* Task item *
Answer these questions from the perovskite underwater article:
1. What energy bandgap does the FaPbBr₃ absorber have?
2. What material was used to encapsulate the cell?
3. What efficiency did the solar cells reach under standard illumination conditions?
Supplied text below:
Perovskite solar cell testing in underwater environments shows surprising efficiency results

Researchers in Italy have tested how perovskite solar cells could perform underwater and have found that, at very shallow depths, they may even achieve a higher power conversion efficiencies compared to reference devices operating under out-of-water conditions.

A research team in Italy has tested the performance of semitransparent wide-bandgap perovskite solar cells in underwater (UW) environments and has found that, at a 0.5–1 cm depth, the devices achieve a higher power conversion efficiency thanks to the refraction index of water.

“The novelty of our work lies in a completely in-house process encompassing perovskite solar cell fabrication, encapsulation testing via lead-leakage tests and the actual submersion of perovskite solar cells in water,” the research's corresponding author, Jessica Barrichello, told pv magazine. “Perovskites are traditionally considered unsuitable for humid environments, and for the increasingly human-occupied underwater realm, which is seeing the development of activities such as wine aging and plant cultivation.”

In the paper “Beneath the Surface: Investigating Perovskite Solar Cells Under Water,” published in Energy & Environmental Materials, the researchers explained that UW environments would require photo-absorbers with a wide bandgap of 2–2.3 eV, such as those used in perovskite PV devices, while most commercially available silicon absorbers have a narrow bandgap of 1.11 eV. They also stressed, however, that perovskites are subject to fast degradation of the bulk film when hit by moisture.

To solve this issue, the academics used a “robust” encapsulation procedure to build a solar cell based on an absorber made with a perovskite material known as FaPbBr₃, which has an energy bandgap of 2.3 eV.

The scientists built the 1 cm² cell with a substrate made of fluorine-doped tin oxide (FTO), an electron transport layer (ETL) relying on tin oxide (SnO2), the FaPbBr₃ absorber, a hole transport layer (HTL) based on poly(triarylamine) (PTAA), and an indium tin oxide (ITO) top electrode. The latter was intended to enable the harvest of light reflected from the surrounding water.

The cell was encapsulated with adhesive polyisobutylene (PIB) material, which is commonly used for perovskite solar cells and is an industrially compatible solution that does not require solvents in a strain-free lamination process. “The PIB encapsulant increases the transmittance value from 600 to 800 nm without affecting the blue-green region (400–600 nm) where wide-bandgap perovskites can effectively absorb the light,” the researchers emphasized.

Under standard illumination conditions, the solar cells achieved an efficiency of around 6.79%.
End of Supplied text.
Records shown below:
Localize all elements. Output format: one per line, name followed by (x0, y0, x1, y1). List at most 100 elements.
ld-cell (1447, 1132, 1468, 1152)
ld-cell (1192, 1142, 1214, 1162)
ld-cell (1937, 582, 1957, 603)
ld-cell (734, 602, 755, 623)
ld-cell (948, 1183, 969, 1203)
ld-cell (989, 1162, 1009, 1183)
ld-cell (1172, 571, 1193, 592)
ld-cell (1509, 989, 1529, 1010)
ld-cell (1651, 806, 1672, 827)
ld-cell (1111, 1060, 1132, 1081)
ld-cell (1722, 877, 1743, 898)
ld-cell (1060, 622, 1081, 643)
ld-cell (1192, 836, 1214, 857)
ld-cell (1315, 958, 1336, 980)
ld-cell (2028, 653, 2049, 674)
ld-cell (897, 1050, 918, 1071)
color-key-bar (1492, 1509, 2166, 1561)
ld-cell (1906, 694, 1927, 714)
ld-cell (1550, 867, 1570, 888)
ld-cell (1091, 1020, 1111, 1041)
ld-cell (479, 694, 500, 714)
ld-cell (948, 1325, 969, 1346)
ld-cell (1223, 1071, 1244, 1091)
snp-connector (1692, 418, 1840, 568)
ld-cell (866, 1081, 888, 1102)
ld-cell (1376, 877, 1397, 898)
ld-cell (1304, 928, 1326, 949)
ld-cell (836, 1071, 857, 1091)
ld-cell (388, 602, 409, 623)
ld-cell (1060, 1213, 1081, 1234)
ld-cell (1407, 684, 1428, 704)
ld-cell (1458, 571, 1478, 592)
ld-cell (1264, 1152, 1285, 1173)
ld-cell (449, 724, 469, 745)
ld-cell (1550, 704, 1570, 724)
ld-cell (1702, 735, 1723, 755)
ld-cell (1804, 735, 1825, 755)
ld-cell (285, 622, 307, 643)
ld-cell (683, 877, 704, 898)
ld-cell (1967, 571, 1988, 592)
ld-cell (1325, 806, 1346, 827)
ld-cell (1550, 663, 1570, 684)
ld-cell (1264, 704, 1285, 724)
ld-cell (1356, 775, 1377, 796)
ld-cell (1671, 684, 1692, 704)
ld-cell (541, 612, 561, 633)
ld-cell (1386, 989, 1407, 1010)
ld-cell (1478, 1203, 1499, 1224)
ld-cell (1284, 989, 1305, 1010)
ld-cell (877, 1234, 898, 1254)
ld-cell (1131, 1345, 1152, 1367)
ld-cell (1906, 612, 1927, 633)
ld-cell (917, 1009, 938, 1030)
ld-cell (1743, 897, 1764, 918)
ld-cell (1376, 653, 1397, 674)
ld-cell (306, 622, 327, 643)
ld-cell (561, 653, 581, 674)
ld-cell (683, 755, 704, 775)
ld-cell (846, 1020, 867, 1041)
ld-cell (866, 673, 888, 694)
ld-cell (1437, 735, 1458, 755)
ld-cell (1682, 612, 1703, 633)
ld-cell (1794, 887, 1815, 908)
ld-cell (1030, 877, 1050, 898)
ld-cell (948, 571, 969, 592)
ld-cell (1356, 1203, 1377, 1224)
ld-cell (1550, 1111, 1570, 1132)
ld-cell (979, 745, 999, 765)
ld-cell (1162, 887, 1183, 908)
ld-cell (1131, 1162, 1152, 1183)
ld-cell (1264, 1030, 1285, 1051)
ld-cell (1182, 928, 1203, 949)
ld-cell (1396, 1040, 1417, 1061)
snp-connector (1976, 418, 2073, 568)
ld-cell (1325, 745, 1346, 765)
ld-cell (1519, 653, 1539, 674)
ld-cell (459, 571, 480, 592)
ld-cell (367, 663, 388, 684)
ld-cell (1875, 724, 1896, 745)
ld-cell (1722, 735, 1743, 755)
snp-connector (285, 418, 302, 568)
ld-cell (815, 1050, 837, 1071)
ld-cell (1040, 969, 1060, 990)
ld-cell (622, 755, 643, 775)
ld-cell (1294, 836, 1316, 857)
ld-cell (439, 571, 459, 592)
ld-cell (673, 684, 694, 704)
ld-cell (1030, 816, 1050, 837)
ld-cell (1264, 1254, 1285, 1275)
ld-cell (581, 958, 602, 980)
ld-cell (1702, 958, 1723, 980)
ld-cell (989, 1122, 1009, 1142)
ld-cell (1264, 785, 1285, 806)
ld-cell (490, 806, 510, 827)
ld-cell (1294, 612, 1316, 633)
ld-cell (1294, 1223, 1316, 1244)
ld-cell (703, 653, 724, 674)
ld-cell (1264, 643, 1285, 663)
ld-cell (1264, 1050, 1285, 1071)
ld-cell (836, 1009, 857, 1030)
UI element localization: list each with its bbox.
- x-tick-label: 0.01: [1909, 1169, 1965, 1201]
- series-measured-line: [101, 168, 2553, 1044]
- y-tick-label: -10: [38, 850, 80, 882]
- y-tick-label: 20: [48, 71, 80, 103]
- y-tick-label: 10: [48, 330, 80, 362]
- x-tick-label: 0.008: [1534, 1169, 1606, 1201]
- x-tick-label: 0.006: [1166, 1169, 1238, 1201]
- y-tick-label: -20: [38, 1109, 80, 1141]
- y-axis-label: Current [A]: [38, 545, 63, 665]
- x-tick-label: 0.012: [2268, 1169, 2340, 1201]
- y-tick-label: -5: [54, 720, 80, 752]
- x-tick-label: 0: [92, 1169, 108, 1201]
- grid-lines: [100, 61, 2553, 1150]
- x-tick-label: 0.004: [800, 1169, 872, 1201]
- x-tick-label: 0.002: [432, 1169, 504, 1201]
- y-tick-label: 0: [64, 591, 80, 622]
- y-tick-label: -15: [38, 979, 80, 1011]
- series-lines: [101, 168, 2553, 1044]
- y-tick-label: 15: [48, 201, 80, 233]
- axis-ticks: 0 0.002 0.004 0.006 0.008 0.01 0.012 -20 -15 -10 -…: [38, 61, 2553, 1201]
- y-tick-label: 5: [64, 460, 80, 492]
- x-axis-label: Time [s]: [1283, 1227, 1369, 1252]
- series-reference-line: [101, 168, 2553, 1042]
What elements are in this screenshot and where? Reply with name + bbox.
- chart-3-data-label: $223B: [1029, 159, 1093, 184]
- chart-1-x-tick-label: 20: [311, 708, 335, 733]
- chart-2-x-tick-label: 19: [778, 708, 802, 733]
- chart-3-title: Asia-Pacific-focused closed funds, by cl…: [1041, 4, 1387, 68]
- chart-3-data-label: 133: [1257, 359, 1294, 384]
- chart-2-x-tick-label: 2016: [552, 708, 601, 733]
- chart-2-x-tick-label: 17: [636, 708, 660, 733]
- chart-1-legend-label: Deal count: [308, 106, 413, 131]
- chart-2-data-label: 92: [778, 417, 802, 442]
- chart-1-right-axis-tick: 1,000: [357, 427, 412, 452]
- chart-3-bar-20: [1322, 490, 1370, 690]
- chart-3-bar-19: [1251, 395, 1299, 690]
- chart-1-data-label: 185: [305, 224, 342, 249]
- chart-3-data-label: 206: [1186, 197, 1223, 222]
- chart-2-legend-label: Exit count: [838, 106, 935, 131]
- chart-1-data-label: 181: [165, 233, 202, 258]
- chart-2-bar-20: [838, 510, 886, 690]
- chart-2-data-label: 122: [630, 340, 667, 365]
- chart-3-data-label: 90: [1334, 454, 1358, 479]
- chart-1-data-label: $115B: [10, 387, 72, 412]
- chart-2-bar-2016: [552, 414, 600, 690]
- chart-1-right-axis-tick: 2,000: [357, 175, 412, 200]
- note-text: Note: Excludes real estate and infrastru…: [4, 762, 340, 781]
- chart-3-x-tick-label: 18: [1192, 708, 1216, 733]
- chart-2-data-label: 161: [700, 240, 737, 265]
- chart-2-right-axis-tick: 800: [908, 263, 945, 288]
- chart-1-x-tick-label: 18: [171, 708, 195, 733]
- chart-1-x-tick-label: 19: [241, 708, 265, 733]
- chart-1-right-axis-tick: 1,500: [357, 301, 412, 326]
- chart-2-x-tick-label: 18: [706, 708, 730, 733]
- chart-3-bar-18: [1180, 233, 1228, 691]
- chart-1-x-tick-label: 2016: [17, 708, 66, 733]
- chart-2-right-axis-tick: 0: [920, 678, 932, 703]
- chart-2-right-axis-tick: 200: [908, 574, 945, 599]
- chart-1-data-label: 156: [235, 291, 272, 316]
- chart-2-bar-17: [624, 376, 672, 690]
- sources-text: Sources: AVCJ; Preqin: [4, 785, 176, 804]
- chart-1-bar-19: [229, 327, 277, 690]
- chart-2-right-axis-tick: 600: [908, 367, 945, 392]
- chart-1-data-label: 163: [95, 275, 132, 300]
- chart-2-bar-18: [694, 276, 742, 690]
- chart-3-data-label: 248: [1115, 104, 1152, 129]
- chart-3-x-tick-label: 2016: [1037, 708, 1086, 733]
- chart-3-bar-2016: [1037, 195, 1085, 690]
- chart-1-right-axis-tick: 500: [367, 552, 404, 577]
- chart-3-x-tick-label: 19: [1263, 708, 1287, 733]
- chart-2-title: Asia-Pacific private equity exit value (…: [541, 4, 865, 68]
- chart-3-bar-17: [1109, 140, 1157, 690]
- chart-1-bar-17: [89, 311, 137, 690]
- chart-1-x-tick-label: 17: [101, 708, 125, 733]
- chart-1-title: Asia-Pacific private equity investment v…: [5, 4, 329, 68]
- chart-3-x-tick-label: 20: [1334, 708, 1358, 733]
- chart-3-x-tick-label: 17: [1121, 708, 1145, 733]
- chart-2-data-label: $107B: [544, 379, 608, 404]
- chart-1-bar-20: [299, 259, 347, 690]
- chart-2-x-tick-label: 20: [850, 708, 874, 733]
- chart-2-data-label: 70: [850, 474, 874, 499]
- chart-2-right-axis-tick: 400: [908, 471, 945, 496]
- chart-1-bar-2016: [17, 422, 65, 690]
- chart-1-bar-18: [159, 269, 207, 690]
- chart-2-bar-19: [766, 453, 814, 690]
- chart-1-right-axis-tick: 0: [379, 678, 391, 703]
End of Records shown.
* Task result *
1. 2.3 eV
2. Adhesive polyisobutylene (PIB)
3. Around 6.79%